◆ Instructions to follow ◆
All the entries need to be quoted exactly, apart from the pictures, which you should drop.

— Start Records supplied —

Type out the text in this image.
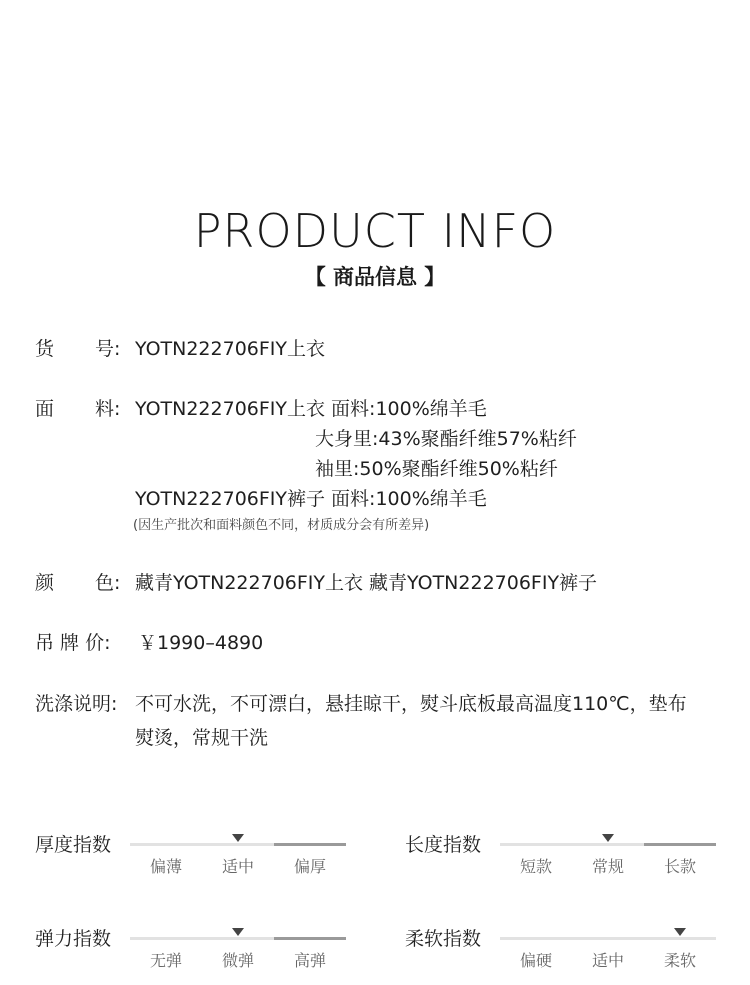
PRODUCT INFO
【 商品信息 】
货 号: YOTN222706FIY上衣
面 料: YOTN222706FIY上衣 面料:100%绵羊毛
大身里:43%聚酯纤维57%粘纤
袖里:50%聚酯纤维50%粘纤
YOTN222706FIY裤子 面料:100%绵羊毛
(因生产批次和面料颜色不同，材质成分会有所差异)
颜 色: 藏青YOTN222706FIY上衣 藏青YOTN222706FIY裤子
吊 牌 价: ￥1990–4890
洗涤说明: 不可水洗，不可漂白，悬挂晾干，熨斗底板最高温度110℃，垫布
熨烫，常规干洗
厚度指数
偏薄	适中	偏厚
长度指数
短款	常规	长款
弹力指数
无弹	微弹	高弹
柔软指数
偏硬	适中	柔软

— End Records supplied —

◆ The output ◆
Type out the text in this image.
PRODUCT INFO
【 商品信息 】
货 号: YOTN222706FIY上衣
面 料: YOTN222706FIY上衣 面料:100%绵羊毛
大身里:43%聚酯纤维57%粘纤
袖里:50%聚酯纤维50%粘纤
YOTN222706FIY裤子 面料:100%绵羊毛
(因生产批次和面料颜色不同，材质成分会有所差异)
颜 色: 藏青YOTN222706FIY上衣 藏青YOTN222706FIY裤子
吊 牌 价: ￥1990–4890
洗涤说明: 不可水洗，不可漂白，悬挂晾干，熨斗底板最高温度110℃，垫布
熨烫，常规干洗
厚度指数
偏薄	适中	偏厚
长度指数
短款	常规	长款
弹力指数
无弹	微弹	高弹
柔软指数
偏硬	适中	柔软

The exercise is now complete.